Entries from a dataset

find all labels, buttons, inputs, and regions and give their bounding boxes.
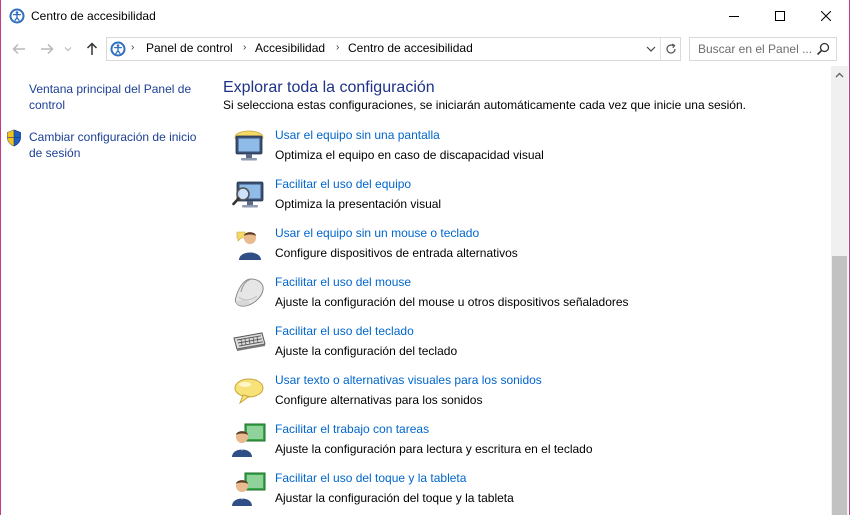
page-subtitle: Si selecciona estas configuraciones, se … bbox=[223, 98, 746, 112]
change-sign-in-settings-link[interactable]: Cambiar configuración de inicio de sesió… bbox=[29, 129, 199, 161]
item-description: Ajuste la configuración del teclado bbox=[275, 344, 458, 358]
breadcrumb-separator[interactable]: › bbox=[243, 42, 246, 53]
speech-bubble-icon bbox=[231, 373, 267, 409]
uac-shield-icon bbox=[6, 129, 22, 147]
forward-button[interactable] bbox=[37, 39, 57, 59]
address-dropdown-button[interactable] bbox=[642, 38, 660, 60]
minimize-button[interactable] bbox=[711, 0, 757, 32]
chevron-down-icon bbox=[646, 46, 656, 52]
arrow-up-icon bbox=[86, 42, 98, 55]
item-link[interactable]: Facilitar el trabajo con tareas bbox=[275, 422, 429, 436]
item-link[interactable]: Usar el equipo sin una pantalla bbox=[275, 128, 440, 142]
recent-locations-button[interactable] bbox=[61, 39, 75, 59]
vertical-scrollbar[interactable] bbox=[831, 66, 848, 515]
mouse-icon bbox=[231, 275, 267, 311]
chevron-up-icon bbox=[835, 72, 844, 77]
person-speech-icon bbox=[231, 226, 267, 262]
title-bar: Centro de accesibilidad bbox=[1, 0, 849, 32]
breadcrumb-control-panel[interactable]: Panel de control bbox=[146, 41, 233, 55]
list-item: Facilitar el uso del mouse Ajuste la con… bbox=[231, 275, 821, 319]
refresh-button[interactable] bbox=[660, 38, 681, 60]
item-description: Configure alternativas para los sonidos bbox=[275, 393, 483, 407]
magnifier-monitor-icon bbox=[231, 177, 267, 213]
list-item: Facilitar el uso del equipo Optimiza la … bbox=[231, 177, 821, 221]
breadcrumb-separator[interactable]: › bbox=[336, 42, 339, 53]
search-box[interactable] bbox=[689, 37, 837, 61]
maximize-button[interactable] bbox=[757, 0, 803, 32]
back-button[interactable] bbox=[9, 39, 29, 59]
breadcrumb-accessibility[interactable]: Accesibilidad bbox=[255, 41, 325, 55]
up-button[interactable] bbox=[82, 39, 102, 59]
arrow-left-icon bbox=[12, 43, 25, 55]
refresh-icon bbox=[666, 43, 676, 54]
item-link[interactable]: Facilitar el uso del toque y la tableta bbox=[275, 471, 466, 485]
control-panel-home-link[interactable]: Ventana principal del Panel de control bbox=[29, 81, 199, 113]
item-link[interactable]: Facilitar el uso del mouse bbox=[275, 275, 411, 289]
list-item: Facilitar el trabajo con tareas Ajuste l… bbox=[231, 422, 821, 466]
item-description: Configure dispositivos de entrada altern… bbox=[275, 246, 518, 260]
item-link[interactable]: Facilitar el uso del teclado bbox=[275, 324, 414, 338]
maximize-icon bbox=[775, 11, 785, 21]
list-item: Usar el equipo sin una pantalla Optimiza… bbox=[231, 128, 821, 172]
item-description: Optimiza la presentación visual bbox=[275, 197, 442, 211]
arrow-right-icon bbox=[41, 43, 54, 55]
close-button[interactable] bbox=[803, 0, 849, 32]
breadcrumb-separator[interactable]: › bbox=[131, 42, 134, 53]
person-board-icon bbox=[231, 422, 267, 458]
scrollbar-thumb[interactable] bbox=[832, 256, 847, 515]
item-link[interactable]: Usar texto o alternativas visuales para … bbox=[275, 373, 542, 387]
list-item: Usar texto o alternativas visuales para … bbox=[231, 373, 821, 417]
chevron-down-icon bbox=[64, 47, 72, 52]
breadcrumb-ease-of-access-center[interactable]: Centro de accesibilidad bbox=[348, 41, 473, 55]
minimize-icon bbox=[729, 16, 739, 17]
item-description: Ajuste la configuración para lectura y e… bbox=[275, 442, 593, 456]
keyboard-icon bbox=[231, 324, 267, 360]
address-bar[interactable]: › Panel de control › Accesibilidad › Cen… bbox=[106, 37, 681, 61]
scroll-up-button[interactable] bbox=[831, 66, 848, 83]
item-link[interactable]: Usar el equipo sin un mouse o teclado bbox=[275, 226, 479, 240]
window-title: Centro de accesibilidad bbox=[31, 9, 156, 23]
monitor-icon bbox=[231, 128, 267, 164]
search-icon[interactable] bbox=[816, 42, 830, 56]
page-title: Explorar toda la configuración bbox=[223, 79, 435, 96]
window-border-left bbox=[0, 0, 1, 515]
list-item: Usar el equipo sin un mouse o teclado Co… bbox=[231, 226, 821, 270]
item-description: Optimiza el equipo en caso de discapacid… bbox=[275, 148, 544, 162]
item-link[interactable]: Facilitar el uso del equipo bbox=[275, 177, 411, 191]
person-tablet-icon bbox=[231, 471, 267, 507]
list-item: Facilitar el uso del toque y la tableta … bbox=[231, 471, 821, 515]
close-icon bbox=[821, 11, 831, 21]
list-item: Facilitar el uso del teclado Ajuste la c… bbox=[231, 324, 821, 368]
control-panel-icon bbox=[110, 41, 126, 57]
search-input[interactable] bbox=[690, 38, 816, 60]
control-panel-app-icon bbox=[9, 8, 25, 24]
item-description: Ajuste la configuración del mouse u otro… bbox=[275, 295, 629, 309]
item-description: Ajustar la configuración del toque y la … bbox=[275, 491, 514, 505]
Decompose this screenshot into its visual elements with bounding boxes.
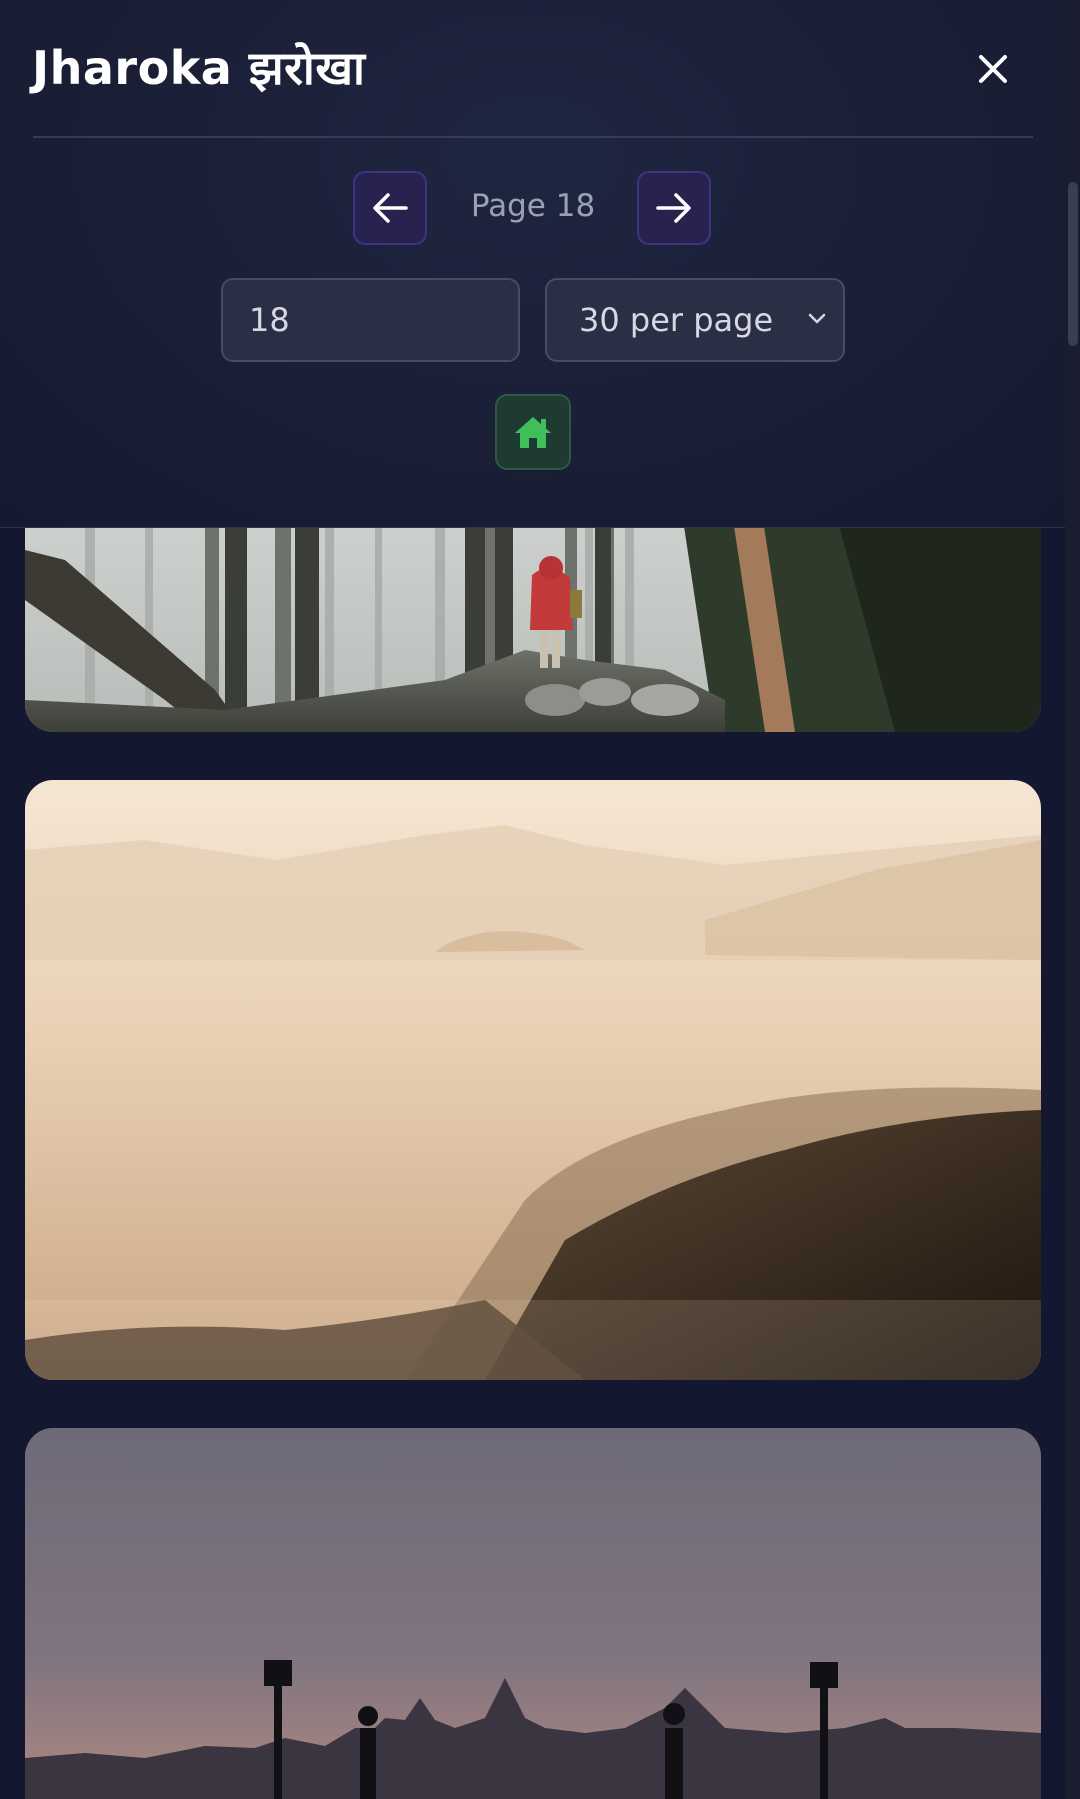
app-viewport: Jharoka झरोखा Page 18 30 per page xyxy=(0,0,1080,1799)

EXERCISE DESCRIPTION ▸ Please transcribe all of the lines above word for word, leaving the pictures out of your answer.

WRITTEN RESPONSE ▸
find all labels, buttons, inputs, and regions and give their bounding boxes.
page-subtitle: Si selecciona estas configuraciones, se … bbox=[223, 98, 746, 112]
change-sign-in-settings-link[interactable]: Cambiar configuración de inicio de sesió… bbox=[29, 129, 199, 161]
item-description: Ajuste la configuración del teclado bbox=[275, 344, 458, 358]
breadcrumb-separator[interactable]: › bbox=[243, 42, 246, 53]
speech-bubble-icon bbox=[231, 373, 267, 409]
uac-shield-icon bbox=[6, 129, 22, 147]
forward-button[interactable] bbox=[37, 39, 57, 59]
address-dropdown-button[interactable] bbox=[642, 38, 660, 60]
minimize-button[interactable] bbox=[711, 0, 757, 32]
chevron-down-icon bbox=[646, 46, 656, 52]
arrow-up-icon bbox=[86, 42, 98, 55]
item-link[interactable]: Facilitar el trabajo con tareas bbox=[275, 422, 429, 436]
item-link[interactable]: Usar el equipo sin una pantalla bbox=[275, 128, 440, 142]
recent-locations-button[interactable] bbox=[61, 39, 75, 59]
vertical-scrollbar[interactable] bbox=[831, 66, 848, 515]
mouse-icon bbox=[231, 275, 267, 311]
chevron-up-icon bbox=[835, 72, 844, 77]
person-speech-icon bbox=[231, 226, 267, 262]
title-bar: Centro de accesibilidad bbox=[1, 0, 849, 32]
breadcrumb-control-panel[interactable]: Panel de control bbox=[146, 41, 233, 55]
list-item: Facilitar el uso del mouse Ajuste la con… bbox=[231, 275, 821, 319]
refresh-button[interactable] bbox=[660, 38, 681, 60]
item-description: Configure alternativas para los sonidos bbox=[275, 393, 483, 407]
magnifier-monitor-icon bbox=[231, 177, 267, 213]
list-item: Facilitar el uso del equipo Optimiza la … bbox=[231, 177, 821, 221]
breadcrumb-separator[interactable]: › bbox=[336, 42, 339, 53]
search-box[interactable] bbox=[689, 37, 837, 61]
maximize-button[interactable] bbox=[757, 0, 803, 32]
back-button[interactable] bbox=[9, 39, 29, 59]
breadcrumb-accessibility[interactable]: Accesibilidad bbox=[255, 41, 325, 55]
up-button[interactable] bbox=[82, 39, 102, 59]
arrow-left-icon bbox=[12, 43, 25, 55]
refresh-icon bbox=[666, 43, 676, 54]
item-link[interactable]: Facilitar el uso del toque y la tableta bbox=[275, 471, 466, 485]
control-panel-home-link[interactable]: Ventana principal del Panel de control bbox=[29, 81, 199, 113]
item-link[interactable]: Facilitar el uso del mouse bbox=[275, 275, 411, 289]
list-item: Facilitar el trabajo con tareas Ajuste l… bbox=[231, 422, 821, 466]
item-description: Configure dispositivos de entrada altern… bbox=[275, 246, 518, 260]
item-link[interactable]: Facilitar el uso del teclado bbox=[275, 324, 414, 338]
maximize-icon bbox=[775, 11, 785, 21]
list-item: Usar el equipo sin una pantalla Optimiza… bbox=[231, 128, 821, 172]
item-description: Optimiza la presentación visual bbox=[275, 197, 442, 211]
arrow-right-icon bbox=[41, 43, 54, 55]
close-button[interactable] bbox=[803, 0, 849, 32]
breadcrumb-separator[interactable]: › bbox=[131, 42, 134, 53]
person-board-icon bbox=[231, 422, 267, 458]
scrollbar-thumb[interactable] bbox=[832, 256, 847, 515]
item-link[interactable]: Usar texto o alternativas visuales para … bbox=[275, 373, 542, 387]
list-item: Usar texto o alternativas visuales para … bbox=[231, 373, 821, 417]
chevron-down-icon bbox=[64, 47, 72, 52]
breadcrumb-ease-of-access-center[interactable]: Centro de accesibilidad bbox=[348, 41, 473, 55]
minimize-icon bbox=[729, 16, 739, 17]
item-description: Ajuste la configuración para lectura y e… bbox=[275, 442, 593, 456]
keyboard-icon bbox=[231, 324, 267, 360]
address-bar[interactable]: › Panel de control › Accesibilidad › Cen… bbox=[106, 37, 681, 61]
scroll-up-button[interactable] bbox=[831, 66, 848, 83]
item-link[interactable]: Usar el equipo sin un mouse o teclado bbox=[275, 226, 479, 240]
window-title: Centro de accesibilidad bbox=[31, 9, 156, 23]
monitor-icon bbox=[231, 128, 267, 164]
search-icon[interactable] bbox=[816, 42, 830, 56]
page-title: Explorar toda la configuración bbox=[223, 79, 435, 96]
window-border-left bbox=[0, 0, 1, 515]
list-item: Usar el equipo sin un mouse o teclado Co… bbox=[231, 226, 821, 270]
item-description: Optimiza el equipo en caso de discapacid… bbox=[275, 148, 544, 162]
item-link[interactable]: Facilitar el uso del equipo bbox=[275, 177, 411, 191]
person-tablet-icon bbox=[231, 471, 267, 507]
list-item: Facilitar el uso del toque y la tableta … bbox=[231, 471, 821, 515]
close-icon bbox=[821, 11, 831, 21]
list-item: Facilitar el uso del teclado Ajuste la c… bbox=[231, 324, 821, 368]
control-panel-icon bbox=[110, 41, 126, 57]
search-input[interactable] bbox=[690, 38, 816, 60]
control-panel-app-icon bbox=[9, 8, 25, 24]
item-description: Ajuste la configuración del mouse u otro… bbox=[275, 295, 629, 309]
item-description: Ajustar la configuración del toque y la … bbox=[275, 491, 514, 505]
Decompose this screenshot into its visual elements with bounding boxes.
app-viewport: Jharoka झरोखा Page 18 30 per page xyxy=(0,0,1080,1799)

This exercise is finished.